═══ PROVIDED ENTRIES

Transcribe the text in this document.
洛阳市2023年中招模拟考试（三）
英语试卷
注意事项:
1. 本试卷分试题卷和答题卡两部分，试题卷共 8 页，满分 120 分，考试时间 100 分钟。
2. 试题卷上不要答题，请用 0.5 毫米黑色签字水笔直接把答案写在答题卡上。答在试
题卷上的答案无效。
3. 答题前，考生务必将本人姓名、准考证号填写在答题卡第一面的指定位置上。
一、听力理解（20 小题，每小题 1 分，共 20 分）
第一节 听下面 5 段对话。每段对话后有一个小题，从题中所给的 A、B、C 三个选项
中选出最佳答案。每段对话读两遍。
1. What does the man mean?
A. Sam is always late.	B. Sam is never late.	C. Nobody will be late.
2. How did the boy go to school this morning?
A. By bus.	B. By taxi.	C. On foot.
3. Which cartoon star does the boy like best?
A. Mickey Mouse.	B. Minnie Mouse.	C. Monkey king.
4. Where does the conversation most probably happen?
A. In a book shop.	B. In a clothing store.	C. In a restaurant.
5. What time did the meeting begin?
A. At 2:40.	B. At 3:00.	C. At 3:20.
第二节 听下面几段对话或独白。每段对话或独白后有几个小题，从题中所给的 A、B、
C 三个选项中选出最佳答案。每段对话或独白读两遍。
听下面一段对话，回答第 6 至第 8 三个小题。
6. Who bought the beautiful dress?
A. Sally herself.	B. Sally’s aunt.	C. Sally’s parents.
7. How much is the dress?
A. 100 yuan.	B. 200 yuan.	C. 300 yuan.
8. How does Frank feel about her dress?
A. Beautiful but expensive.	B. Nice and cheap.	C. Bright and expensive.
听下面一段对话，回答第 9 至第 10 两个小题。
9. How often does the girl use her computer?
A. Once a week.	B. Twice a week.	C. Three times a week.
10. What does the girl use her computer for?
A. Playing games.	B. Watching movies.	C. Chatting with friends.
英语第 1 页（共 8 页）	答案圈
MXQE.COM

══════

## PROBLEM DETAILS
Copy every line in the entries above that has the string "does" in it.

## EXPECTED OUTPUT
1. What does the man mean?
3. Which cartoon star does the boy like best?
4. Where does the conversation most probably happen?
8. How does Frank feel about her dress?
9. How often does the girl use her computer?
10. What does the girl use her computer for?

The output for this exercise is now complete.